--- start ---

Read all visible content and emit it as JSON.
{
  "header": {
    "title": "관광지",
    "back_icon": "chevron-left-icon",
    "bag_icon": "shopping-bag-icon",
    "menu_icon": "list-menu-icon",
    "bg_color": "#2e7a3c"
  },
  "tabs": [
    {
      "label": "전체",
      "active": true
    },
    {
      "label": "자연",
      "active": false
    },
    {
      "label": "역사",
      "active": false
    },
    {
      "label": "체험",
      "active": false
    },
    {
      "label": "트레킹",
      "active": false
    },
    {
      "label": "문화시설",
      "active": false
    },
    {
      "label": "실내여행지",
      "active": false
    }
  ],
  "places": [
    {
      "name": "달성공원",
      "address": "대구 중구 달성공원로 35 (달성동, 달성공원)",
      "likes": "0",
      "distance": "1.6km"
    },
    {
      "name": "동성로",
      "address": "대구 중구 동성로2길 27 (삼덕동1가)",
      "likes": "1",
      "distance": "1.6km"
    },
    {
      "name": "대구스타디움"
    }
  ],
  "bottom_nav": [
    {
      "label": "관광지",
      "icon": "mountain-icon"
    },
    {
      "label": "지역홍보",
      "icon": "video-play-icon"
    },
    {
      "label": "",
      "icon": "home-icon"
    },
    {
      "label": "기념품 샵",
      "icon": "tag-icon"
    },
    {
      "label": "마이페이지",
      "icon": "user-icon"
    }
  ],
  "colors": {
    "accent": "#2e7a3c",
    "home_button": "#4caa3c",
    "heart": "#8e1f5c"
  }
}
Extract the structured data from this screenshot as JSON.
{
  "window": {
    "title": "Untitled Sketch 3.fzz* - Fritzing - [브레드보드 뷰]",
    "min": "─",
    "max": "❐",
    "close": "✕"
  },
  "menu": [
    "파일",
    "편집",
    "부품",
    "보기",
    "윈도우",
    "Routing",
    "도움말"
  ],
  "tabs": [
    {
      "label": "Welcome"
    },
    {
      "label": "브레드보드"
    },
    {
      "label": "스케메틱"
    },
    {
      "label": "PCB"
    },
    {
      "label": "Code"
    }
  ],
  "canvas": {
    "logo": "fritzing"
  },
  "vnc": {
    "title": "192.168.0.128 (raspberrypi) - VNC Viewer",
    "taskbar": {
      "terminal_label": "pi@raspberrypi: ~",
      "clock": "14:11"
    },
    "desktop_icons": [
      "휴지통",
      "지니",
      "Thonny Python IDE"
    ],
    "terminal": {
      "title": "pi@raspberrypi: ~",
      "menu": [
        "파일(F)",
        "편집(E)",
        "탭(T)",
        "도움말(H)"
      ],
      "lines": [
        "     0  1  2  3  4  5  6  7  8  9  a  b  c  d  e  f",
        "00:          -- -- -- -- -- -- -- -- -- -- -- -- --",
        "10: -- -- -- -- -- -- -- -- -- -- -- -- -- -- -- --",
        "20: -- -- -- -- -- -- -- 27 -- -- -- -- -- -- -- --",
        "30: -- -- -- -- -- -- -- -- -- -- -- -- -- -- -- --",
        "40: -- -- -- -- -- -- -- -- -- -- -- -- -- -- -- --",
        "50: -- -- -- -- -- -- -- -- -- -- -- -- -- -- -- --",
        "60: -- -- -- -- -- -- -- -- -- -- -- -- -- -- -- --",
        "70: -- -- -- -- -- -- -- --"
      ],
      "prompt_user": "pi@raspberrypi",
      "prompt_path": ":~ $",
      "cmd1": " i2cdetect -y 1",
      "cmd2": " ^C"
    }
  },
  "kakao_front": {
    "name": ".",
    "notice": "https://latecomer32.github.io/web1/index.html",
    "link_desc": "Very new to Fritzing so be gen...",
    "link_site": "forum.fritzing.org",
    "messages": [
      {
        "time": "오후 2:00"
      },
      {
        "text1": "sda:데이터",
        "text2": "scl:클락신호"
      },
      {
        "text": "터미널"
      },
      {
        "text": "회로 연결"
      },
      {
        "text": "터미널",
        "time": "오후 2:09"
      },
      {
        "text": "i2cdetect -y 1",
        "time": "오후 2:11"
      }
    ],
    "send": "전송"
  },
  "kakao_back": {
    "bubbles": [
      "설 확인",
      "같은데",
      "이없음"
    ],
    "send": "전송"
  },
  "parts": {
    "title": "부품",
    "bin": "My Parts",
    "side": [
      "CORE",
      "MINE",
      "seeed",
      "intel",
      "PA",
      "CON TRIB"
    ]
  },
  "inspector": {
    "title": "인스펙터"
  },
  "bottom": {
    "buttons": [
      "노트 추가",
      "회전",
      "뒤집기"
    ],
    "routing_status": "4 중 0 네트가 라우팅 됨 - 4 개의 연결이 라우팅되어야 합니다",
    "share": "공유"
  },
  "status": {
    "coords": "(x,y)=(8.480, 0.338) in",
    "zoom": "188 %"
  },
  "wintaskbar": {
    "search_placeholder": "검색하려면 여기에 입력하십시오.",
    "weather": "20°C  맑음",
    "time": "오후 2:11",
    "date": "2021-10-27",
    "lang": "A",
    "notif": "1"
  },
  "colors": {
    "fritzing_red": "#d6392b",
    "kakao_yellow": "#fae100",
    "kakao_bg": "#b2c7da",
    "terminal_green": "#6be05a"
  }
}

--- end ---

(The task)
Each of the records should be retyped exactly.

(Task answer)
Read all visible content and emit it as JSON.
{
  "header": {
    "title": "관광지",
    "back_icon": "chevron-left-icon",
    "bag_icon": "shopping-bag-icon",
    "menu_icon": "list-menu-icon",
    "bg_color": "#2e7a3c"
  },
  "tabs": [
    {
      "label": "전체",
      "active": true
    },
    {
      "label": "자연",
      "active": false
    },
    {
      "label": "역사",
      "active": false
    },
    {
      "label": "체험",
      "active": false
    },
    {
      "label": "트레킹",
      "active": false
    },
    {
      "label": "문화시설",
      "active": false
    },
    {
      "label": "실내여행지",
      "active": false
    }
  ],
  "places": [
    {
      "name": "달성공원",
      "address": "대구 중구 달성공원로 35 (달성동, 달성공원)",
      "likes": "0",
      "distance": "1.6km"
    },
    {
      "name": "동성로",
      "address": "대구 중구 동성로2길 27 (삼덕동1가)",
      "likes": "1",
      "distance": "1.6km"
    },
    {
      "name": "대구스타디움"
    }
  ],
  "bottom_nav": [
    {
      "label": "관광지",
      "icon": "mountain-icon"
    },
    {
      "label": "지역홍보",
      "icon": "video-play-icon"
    },
    {
      "label": "",
      "icon": "home-icon"
    },
    {
      "label": "기념품 샵",
      "icon": "tag-icon"
    },
    {
      "label": "마이페이지",
      "icon": "user-icon"
    }
  ],
  "colors": {
    "accent": "#2e7a3c",
    "home_button": "#4caa3c",
    "heart": "#8e1f5c"
  }
}
Extract the structured data from this screenshot as JSON.
{
  "window": {
    "title": "Untitled Sketch 3.fzz* - Fritzing - [브레드보드 뷰]",
    "min": "─",
    "max": "❐",
    "close": "✕"
  },
  "menu": [
    "파일",
    "편집",
    "부품",
    "보기",
    "윈도우",
    "Routing",
    "도움말"
  ],
  "tabs": [
    {
      "label": "Welcome"
    },
    {
      "label": "브레드보드"
    },
    {
      "label": "스케메틱"
    },
    {
      "label": "PCB"
    },
    {
      "label": "Code"
    }
  ],
  "canvas": {
    "logo": "fritzing"
  },
  "vnc": {
    "title": "192.168.0.128 (raspberrypi) - VNC Viewer",
    "taskbar": {
      "terminal_label": "pi@raspberrypi: ~",
      "clock": "14:11"
    },
    "desktop_icons": [
      "휴지통",
      "지니",
      "Thonny Python IDE"
    ],
    "terminal": {
      "title": "pi@raspberrypi: ~",
      "menu": [
        "파일(F)",
        "편집(E)",
        "탭(T)",
        "도움말(H)"
      ],
      "lines": [
        "     0  1  2  3  4  5  6  7  8  9  a  b  c  d  e  f",
        "00:          -- -- -- -- -- -- -- -- -- -- -- -- --",
        "10: -- -- -- -- -- -- -- -- -- -- -- -- -- -- -- --",
        "20: -- -- -- -- -- -- -- 27 -- -- -- -- -- -- -- --",
        "30: -- -- -- -- -- -- -- -- -- -- -- -- -- -- -- --",
        "40: -- -- -- -- -- -- -- -- -- -- -- -- -- -- -- --",
        "50: -- -- -- -- -- -- -- -- -- -- -- -- -- -- -- --",
        "60: -- -- -- -- -- -- -- -- -- -- -- -- -- -- -- --",
        "70: -- -- -- -- -- -- -- --"
      ],
      "prompt_user": "pi@raspberrypi",
      "prompt_path": ":~ $",
      "cmd1": " i2cdetect -y 1",
      "cmd2": " ^C"
    }
  },
  "kakao_front": {
    "name": ".",
    "notice": "https://latecomer32.github.io/web1/index.html",
    "link_desc": "Very new to Fritzing so be gen...",
    "link_site": "forum.fritzing.org",
    "messages": [
      {
        "time": "오후 2:00"
      },
      {
        "text1": "sda:데이터",
        "text2": "scl:클락신호"
      },
      {
        "text": "터미널"
      },
      {
        "text": "회로 연결"
      },
      {
        "text": "터미널",
        "time": "오후 2:09"
      },
      {
        "text": "i2cdetect -y 1",
        "time": "오후 2:11"
      }
    ],
    "send": "전송"
  },
  "kakao_back": {
    "bubbles": [
      "설 확인",
      "같은데",
      "이없음"
    ],
    "send": "전송"
  },
  "parts": {
    "title": "부품",
    "bin": "My Parts",
    "side": [
      "CORE",
      "MINE",
      "seeed",
      "intel",
      "PA",
      "CON TRIB"
    ]
  },
  "inspector": {
    "title": "인스펙터"
  },
  "bottom": {
    "buttons": [
      "노트 추가",
      "회전",
      "뒤집기"
    ],
    "routing_status": "4 중 0 네트가 라우팅 됨 - 4 개의 연결이 라우팅되어야 합니다",
    "share": "공유"
  },
  "status": {
    "coords": "(x,y)=(8.480, 0.338) in",
    "zoom": "188 %"
  },
  "wintaskbar": {
    "search_placeholder": "검색하려면 여기에 입력하십시오.",
    "weather": "20°C  맑음",
    "time": "오후 2:11",
    "date": "2021-10-27",
    "lang": "A",
    "notif": "1"
  },
  "colors": {
    "fritzing_red": "#d6392b",
    "kakao_yellow": "#fae100",
    "kakao_bg": "#b2c7da",
    "terminal_green": "#6be05a"
  }
}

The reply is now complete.